▶ _What is needed_:
Copy out the entries below precisely; nothing is to be omitted.

————

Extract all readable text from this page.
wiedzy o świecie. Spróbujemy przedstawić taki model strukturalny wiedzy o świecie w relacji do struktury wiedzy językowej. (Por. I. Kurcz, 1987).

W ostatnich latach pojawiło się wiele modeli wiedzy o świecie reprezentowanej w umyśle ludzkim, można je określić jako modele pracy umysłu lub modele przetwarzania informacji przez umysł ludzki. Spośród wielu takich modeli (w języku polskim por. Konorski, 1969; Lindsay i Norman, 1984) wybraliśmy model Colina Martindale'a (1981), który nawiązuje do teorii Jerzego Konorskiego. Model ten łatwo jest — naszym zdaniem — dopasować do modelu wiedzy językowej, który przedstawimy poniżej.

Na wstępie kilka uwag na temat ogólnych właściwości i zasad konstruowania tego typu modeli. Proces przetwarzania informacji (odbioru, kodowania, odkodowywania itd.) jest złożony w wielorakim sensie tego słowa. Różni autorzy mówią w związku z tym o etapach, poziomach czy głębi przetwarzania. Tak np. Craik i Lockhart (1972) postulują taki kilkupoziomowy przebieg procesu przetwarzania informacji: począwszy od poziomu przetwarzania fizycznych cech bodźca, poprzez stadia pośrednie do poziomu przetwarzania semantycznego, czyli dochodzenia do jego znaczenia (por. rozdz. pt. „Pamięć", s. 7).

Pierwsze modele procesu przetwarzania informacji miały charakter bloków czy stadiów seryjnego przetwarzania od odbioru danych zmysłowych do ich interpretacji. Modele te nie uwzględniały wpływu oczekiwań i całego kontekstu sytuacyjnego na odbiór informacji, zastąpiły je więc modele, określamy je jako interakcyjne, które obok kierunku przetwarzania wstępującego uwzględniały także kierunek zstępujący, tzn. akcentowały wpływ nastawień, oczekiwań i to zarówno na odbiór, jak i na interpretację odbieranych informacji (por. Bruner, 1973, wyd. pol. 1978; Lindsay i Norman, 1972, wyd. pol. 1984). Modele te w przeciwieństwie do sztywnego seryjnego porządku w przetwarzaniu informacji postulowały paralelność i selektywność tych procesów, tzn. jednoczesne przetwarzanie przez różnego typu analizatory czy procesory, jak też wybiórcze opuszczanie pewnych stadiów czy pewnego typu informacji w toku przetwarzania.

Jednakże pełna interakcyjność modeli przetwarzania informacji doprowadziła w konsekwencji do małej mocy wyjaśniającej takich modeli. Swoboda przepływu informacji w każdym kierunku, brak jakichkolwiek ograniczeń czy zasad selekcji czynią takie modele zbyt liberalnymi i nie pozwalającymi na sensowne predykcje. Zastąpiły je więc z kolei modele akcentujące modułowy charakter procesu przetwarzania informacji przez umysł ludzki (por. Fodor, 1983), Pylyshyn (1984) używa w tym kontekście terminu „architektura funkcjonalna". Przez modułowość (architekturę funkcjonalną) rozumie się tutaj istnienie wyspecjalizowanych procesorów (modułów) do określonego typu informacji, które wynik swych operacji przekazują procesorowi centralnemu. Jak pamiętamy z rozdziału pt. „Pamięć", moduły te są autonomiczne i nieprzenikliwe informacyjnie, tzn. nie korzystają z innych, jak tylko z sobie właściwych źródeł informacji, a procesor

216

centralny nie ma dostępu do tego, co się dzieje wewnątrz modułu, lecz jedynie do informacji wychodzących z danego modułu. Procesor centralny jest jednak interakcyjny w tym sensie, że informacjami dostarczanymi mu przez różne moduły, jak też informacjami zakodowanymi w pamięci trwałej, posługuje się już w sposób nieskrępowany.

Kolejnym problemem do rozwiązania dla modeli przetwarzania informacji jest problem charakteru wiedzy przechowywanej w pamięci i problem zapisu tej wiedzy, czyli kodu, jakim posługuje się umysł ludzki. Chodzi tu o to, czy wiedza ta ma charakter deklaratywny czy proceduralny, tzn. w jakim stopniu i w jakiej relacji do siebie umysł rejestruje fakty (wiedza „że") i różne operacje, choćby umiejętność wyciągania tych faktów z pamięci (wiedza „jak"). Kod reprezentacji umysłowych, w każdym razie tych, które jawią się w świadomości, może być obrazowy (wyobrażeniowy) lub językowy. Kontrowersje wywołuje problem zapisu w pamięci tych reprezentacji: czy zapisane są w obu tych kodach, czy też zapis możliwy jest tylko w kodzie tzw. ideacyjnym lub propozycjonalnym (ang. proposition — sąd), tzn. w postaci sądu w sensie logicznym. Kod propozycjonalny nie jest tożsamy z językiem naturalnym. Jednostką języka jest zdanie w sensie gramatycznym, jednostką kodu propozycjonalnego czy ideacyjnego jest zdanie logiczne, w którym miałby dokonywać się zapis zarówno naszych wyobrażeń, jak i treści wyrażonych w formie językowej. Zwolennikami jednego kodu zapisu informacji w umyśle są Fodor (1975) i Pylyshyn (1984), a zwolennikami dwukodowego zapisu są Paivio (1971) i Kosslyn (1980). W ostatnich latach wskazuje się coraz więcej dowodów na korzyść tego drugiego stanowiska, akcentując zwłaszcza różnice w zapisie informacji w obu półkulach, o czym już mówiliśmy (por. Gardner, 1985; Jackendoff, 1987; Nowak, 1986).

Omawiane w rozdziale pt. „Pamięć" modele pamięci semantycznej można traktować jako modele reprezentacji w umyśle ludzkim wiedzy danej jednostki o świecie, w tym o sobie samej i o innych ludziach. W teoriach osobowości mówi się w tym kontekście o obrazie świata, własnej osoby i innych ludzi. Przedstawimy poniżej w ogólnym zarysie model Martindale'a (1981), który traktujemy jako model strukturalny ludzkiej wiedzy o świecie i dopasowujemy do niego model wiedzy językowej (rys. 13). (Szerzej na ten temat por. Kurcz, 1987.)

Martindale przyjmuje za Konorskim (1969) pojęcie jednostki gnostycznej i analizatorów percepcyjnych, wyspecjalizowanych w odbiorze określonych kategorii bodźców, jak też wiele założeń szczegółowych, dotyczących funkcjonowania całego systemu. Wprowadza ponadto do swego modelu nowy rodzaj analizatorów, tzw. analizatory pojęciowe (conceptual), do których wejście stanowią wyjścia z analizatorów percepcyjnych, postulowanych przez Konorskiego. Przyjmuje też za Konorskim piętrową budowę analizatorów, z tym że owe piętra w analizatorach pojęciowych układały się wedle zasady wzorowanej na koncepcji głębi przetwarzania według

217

————

▶ _Answer to the problem_:
Extract all readable text from this page.
wiedzy o świecie. Spróbujemy przedstawić taki model strukturalny wiedzy o świecie w relacji do struktury wiedzy językowej. (Por. I. Kurcz, 1987).

W ostatnich latach pojawiło się wiele modeli wiedzy o świecie reprezentowanej w umyśle ludzkim, można je określić jako modele pracy umysłu lub modele przetwarzania informacji przez umysł ludzki. Spośród wielu takich modeli (w języku polskim por. Konorski, 1969; Lindsay i Norman, 1984) wybraliśmy model Colina Martindale'a (1981), który nawiązuje do teorii Jerzego Konorskiego. Model ten łatwo jest — naszym zdaniem — dopasować do modelu wiedzy językowej, który przedstawimy poniżej.

Na wstępie kilka uwag na temat ogólnych właściwości i zasad konstruowania tego typu modeli. Proces przetwarzania informacji (odbioru, kodowania, odkodowywania itd.) jest złożony w wielorakim sensie tego słowa. Różni autorzy mówią w związku z tym o etapach, poziomach czy głębi przetwarzania. Tak np. Craik i Lockhart (1972) postulują taki kilkupoziomowy przebieg procesu przetwarzania informacji: począwszy od poziomu przetwarzania fizycznych cech bodźca, poprzez stadia pośrednie do poziomu przetwarzania semantycznego, czyli dochodzenia do jego znaczenia (por. rozdz. pt. „Pamięć", s. 7).

Pierwsze modele procesu przetwarzania informacji miały charakter bloków czy stadiów seryjnego przetwarzania od odbioru danych zmysłowych do ich interpretacji. Modele te nie uwzględniały wpływu oczekiwań i całego kontekstu sytuacyjnego na odbiór informacji, zastąpiły je więc modele, określamy je jako interakcyjne, które obok kierunku przetwarzania wstępującego uwzględniały także kierunek zstępujący, tzn. akcentowały wpływ nastawień, oczekiwań i to zarówno na odbiór, jak i na interpretację odbieranych informacji (por. Bruner, 1973, wyd. pol. 1978; Lindsay i Norman, 1972, wyd. pol. 1984). Modele te w przeciwieństwie do sztywnego seryjnego porządku w przetwarzaniu informacji postulowały paralelność i selektywność tych procesów, tzn. jednoczesne przetwarzanie przez różnego typu analizatory czy procesory, jak też wybiórcze opuszczanie pewnych stadiów czy pewnego typu informacji w toku przetwarzania.

Jednakże pełna interakcyjność modeli przetwarzania informacji doprowadziła w konsekwencji do małej mocy wyjaśniającej takich modeli. Swoboda przepływu informacji w każdym kierunku, brak jakichkolwiek ograniczeń czy zasad selekcji czynią takie modele zbyt liberalnymi i nie pozwalającymi na sensowne predykcje. Zastąpiły je więc z kolei modele akcentujące modułowy charakter procesu przetwarzania informacji przez umysł ludzki (por. Fodor, 1983), Pylyshyn (1984) używa w tym kontekście terminu „architektura funkcjonalna". Przez modułowość (architekturę funkcjonalną) rozumie się tutaj istnienie wyspecjalizowanych procesorów (modułów) do określonego typu informacji, które wynik swych operacji przekazują procesorowi centralnemu. Jak pamiętamy z rozdziału pt. „Pamięć", moduły te są autonomiczne i nieprzenikliwe informacyjnie, tzn. nie korzystają z innych, jak tylko z sobie właściwych źródeł informacji, a procesor

216

centralny nie ma dostępu do tego, co się dzieje wewnątrz modułu, lecz jedynie do informacji wychodzących z danego modułu. Procesor centralny jest jednak interakcyjny w tym sensie, że informacjami dostarczanymi mu przez różne moduły, jak też informacjami zakodowanymi w pamięci trwałej, posługuje się już w sposób nieskrępowany.

Kolejnym problemem do rozwiązania dla modeli przetwarzania informacji jest problem charakteru wiedzy przechowywanej w pamięci i problem zapisu tej wiedzy, czyli kodu, jakim posługuje się umysł ludzki. Chodzi tu o to, czy wiedza ta ma charakter deklaratywny czy proceduralny, tzn. w jakim stopniu i w jakiej relacji do siebie umysł rejestruje fakty (wiedza „że") i różne operacje, choćby umiejętność wyciągania tych faktów z pamięci (wiedza „jak"). Kod reprezentacji umysłowych, w każdym razie tych, które jawią się w świadomości, może być obrazowy (wyobrażeniowy) lub językowy. Kontrowersje wywołuje problem zapisu w pamięci tych reprezentacji: czy zapisane są w obu tych kodach, czy też zapis możliwy jest tylko w kodzie tzw. ideacyjnym lub propozycjonalnym (ang. proposition — sąd), tzn. w postaci sądu w sensie logicznym. Kod propozycjonalny nie jest tożsamy z językiem naturalnym. Jednostką języka jest zdanie w sensie gramatycznym, jednostką kodu propozycjonalnego czy ideacyjnego jest zdanie logiczne, w którym miałby dokonywać się zapis zarówno naszych wyobrażeń, jak i treści wyrażonych w formie językowej. Zwolennikami jednego kodu zapisu informacji w umyśle są Fodor (1975) i Pylyshyn (1984), a zwolennikami dwukodowego zapisu są Paivio (1971) i Kosslyn (1980). W ostatnich latach wskazuje się coraz więcej dowodów na korzyść tego drugiego stanowiska, akcentując zwłaszcza różnice w zapisie informacji w obu półkulach, o czym już mówiliśmy (por. Gardner, 1985; Jackendoff, 1987; Nowak, 1986).

Omawiane w rozdziale pt. „Pamięć" modele pamięci semantycznej można traktować jako modele reprezentacji w umyśle ludzkim wiedzy danej jednostki o świecie, w tym o sobie samej i o innych ludziach. W teoriach osobowości mówi się w tym kontekście o obrazie świata, własnej osoby i innych ludzi. Przedstawimy poniżej w ogólnym zarysie model Martindale'a (1981), który traktujemy jako model strukturalny ludzkiej wiedzy o świecie i dopasowujemy do niego model wiedzy językowej (rys. 13). (Szerzej na ten temat por. Kurcz, 1987.)

Martindale przyjmuje za Konorskim (1969) pojęcie jednostki gnostycznej i analizatorów percepcyjnych, wyspecjalizowanych w odbiorze określonych kategorii bodźców, jak też wiele założeń szczegółowych, dotyczących funkcjonowania całego systemu. Wprowadza ponadto do swego modelu nowy rodzaj analizatorów, tzw. analizatory pojęciowe (conceptual), do których wejście stanowią wyjścia z analizatorów percepcyjnych, postulowanych przez Konorskiego. Przyjmuje też za Konorskim piętrową budowę analizatorów, z tym że owe piętra w analizatorach pojęciowych układały się wedle zasady wzorowanej na koncepcji głębi przetwarzania według

217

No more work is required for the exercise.